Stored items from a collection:

※ ※ ※

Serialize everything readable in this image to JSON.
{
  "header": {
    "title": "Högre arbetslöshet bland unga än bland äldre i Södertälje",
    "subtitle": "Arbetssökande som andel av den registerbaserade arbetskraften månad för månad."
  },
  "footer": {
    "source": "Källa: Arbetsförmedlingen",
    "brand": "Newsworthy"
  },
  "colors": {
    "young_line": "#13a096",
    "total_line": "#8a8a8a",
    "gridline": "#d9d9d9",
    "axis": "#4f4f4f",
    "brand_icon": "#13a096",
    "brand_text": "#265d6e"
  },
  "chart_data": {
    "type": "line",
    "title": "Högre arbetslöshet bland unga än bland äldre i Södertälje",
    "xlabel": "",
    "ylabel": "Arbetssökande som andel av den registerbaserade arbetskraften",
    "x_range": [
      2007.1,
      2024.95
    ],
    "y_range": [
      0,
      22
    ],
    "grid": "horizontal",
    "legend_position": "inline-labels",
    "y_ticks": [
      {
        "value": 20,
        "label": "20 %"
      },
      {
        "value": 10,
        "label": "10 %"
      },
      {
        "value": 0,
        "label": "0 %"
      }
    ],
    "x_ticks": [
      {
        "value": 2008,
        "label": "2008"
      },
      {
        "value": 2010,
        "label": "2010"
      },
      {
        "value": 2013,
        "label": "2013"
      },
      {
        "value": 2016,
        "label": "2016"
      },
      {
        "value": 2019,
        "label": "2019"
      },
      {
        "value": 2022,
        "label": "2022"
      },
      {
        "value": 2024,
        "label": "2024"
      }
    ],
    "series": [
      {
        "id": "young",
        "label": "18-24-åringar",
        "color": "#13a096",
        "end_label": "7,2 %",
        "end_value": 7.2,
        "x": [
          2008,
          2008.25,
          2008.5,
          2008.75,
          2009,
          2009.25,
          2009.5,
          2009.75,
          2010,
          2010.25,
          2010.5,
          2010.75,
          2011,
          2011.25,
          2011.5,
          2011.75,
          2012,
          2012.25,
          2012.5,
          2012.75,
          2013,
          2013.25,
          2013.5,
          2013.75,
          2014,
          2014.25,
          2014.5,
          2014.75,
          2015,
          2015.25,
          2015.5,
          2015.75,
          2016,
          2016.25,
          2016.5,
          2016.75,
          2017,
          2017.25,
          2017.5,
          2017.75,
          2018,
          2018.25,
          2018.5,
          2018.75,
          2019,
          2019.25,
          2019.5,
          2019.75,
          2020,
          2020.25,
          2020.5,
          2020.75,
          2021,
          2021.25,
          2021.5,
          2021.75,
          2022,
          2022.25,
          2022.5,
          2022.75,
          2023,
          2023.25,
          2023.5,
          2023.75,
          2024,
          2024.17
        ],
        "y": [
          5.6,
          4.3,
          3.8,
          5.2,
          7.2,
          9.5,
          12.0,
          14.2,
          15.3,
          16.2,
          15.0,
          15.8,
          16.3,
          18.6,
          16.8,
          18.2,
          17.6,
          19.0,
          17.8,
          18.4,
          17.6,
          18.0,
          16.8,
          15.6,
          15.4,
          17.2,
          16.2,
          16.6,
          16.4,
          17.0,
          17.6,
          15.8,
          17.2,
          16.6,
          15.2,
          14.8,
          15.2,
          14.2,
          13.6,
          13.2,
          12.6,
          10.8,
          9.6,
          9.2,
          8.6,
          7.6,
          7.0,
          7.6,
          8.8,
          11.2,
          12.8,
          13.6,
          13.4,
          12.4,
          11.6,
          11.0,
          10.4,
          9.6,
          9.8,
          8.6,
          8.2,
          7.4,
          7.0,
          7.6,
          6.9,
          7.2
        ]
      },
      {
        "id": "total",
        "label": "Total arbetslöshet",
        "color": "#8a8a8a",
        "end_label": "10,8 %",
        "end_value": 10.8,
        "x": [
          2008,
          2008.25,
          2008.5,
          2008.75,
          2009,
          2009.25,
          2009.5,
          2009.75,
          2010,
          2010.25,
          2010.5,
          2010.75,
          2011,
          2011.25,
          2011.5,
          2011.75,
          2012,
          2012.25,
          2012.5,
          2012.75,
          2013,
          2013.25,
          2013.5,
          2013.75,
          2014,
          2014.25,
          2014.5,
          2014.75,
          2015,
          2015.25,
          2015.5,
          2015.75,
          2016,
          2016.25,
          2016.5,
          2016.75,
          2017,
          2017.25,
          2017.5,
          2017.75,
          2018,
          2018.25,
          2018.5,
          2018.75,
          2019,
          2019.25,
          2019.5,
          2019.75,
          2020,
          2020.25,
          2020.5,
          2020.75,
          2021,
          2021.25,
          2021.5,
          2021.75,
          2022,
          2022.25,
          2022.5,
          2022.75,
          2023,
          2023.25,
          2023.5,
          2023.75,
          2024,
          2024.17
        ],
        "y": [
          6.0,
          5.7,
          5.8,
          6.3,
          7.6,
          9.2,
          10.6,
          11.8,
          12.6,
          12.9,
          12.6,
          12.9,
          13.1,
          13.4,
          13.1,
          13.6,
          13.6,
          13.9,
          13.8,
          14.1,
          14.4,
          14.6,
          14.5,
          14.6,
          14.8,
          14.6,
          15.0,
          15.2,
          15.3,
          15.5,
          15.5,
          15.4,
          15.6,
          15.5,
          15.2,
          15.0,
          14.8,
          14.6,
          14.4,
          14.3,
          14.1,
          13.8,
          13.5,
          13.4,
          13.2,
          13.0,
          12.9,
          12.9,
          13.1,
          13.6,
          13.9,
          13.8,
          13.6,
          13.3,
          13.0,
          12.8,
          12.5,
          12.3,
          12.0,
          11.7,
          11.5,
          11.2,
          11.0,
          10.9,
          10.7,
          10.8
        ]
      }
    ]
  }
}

※ ※ ※

Aim of the task
Restate the whole of the material exactly.

Expected answer
Serialize everything readable in this image to JSON.
{
  "header": {
    "title": "Högre arbetslöshet bland unga än bland äldre i Södertälje",
    "subtitle": "Arbetssökande som andel av den registerbaserade arbetskraften månad för månad."
  },
  "footer": {
    "source": "Källa: Arbetsförmedlingen",
    "brand": "Newsworthy"
  },
  "colors": {
    "young_line": "#13a096",
    "total_line": "#8a8a8a",
    "gridline": "#d9d9d9",
    "axis": "#4f4f4f",
    "brand_icon": "#13a096",
    "brand_text": "#265d6e"
  },
  "chart_data": {
    "type": "line",
    "title": "Högre arbetslöshet bland unga än bland äldre i Södertälje",
    "xlabel": "",
    "ylabel": "Arbetssökande som andel av den registerbaserade arbetskraften",
    "x_range": [
      2007.1,
      2024.95
    ],
    "y_range": [
      0,
      22
    ],
    "grid": "horizontal",
    "legend_position": "inline-labels",
    "y_ticks": [
      {
        "value": 20,
        "label": "20 %"
      },
      {
        "value": 10,
        "label": "10 %"
      },
      {
        "value": 0,
        "label": "0 %"
      }
    ],
    "x_ticks": [
      {
        "value": 2008,
        "label": "2008"
      },
      {
        "value": 2010,
        "label": "2010"
      },
      {
        "value": 2013,
        "label": "2013"
      },
      {
        "value": 2016,
        "label": "2016"
      },
      {
        "value": 2019,
        "label": "2019"
      },
      {
        "value": 2022,
        "label": "2022"
      },
      {
        "value": 2024,
        "label": "2024"
      }
    ],
    "series": [
      {
        "id": "young",
        "label": "18-24-åringar",
        "color": "#13a096",
        "end_label": "7,2 %",
        "end_value": 7.2,
        "x": [
          2008,
          2008.25,
          2008.5,
          2008.75,
          2009,
          2009.25,
          2009.5,
          2009.75,
          2010,
          2010.25,
          2010.5,
          2010.75,
          2011,
          2011.25,
          2011.5,
          2011.75,
          2012,
          2012.25,
          2012.5,
          2012.75,
          2013,
          2013.25,
          2013.5,
          2013.75,
          2014,
          2014.25,
          2014.5,
          2014.75,
          2015,
          2015.25,
          2015.5,
          2015.75,
          2016,
          2016.25,
          2016.5,
          2016.75,
          2017,
          2017.25,
          2017.5,
          2017.75,
          2018,
          2018.25,
          2018.5,
          2018.75,
          2019,
          2019.25,
          2019.5,
          2019.75,
          2020,
          2020.25,
          2020.5,
          2020.75,
          2021,
          2021.25,
          2021.5,
          2021.75,
          2022,
          2022.25,
          2022.5,
          2022.75,
          2023,
          2023.25,
          2023.5,
          2023.75,
          2024,
          2024.17
        ],
        "y": [
          5.6,
          4.3,
          3.8,
          5.2,
          7.2,
          9.5,
          12.0,
          14.2,
          15.3,
          16.2,
          15.0,
          15.8,
          16.3,
          18.6,
          16.8,
          18.2,
          17.6,
          19.0,
          17.8,
          18.4,
          17.6,
          18.0,
          16.8,
          15.6,
          15.4,
          17.2,
          16.2,
          16.6,
          16.4,
          17.0,
          17.6,
          15.8,
          17.2,
          16.6,
          15.2,
          14.8,
          15.2,
          14.2,
          13.6,
          13.2,
          12.6,
          10.8,
          9.6,
          9.2,
          8.6,
          7.6,
          7.0,
          7.6,
          8.8,
          11.2,
          12.8,
          13.6,
          13.4,
          12.4,
          11.6,
          11.0,
          10.4,
          9.6,
          9.8,
          8.6,
          8.2,
          7.4,
          7.0,
          7.6,
          6.9,
          7.2
        ]
      },
      {
        "id": "total",
        "label": "Total arbetslöshet",
        "color": "#8a8a8a",
        "end_label": "10,8 %",
        "end_value": 10.8,
        "x": [
          2008,
          2008.25,
          2008.5,
          2008.75,
          2009,
          2009.25,
          2009.5,
          2009.75,
          2010,
          2010.25,
          2010.5,
          2010.75,
          2011,
          2011.25,
          2011.5,
          2011.75,
          2012,
          2012.25,
          2012.5,
          2012.75,
          2013,
          2013.25,
          2013.5,
          2013.75,
          2014,
          2014.25,
          2014.5,
          2014.75,
          2015,
          2015.25,
          2015.5,
          2015.75,
          2016,
          2016.25,
          2016.5,
          2016.75,
          2017,
          2017.25,
          2017.5,
          2017.75,
          2018,
          2018.25,
          2018.5,
          2018.75,
          2019,
          2019.25,
          2019.5,
          2019.75,
          2020,
          2020.25,
          2020.5,
          2020.75,
          2021,
          2021.25,
          2021.5,
          2021.75,
          2022,
          2022.25,
          2022.5,
          2022.75,
          2023,
          2023.25,
          2023.5,
          2023.75,
          2024,
          2024.17
        ],
        "y": [
          6.0,
          5.7,
          5.8,
          6.3,
          7.6,
          9.2,
          10.6,
          11.8,
          12.6,
          12.9,
          12.6,
          12.9,
          13.1,
          13.4,
          13.1,
          13.6,
          13.6,
          13.9,
          13.8,
          14.1,
          14.4,
          14.6,
          14.5,
          14.6,
          14.8,
          14.6,
          15.0,
          15.2,
          15.3,
          15.5,
          15.5,
          15.4,
          15.6,
          15.5,
          15.2,
          15.0,
          14.8,
          14.6,
          14.4,
          14.3,
          14.1,
          13.8,
          13.5,
          13.4,
          13.2,
          13.0,
          12.9,
          12.9,
          13.1,
          13.6,
          13.9,
          13.8,
          13.6,
          13.3,
          13.0,
          12.8,
          12.5,
          12.3,
          12.0,
          11.7,
          11.5,
          11.2,
          11.0,
          10.9,
          10.7,
          10.8
        ]
      }
    ]
  }
}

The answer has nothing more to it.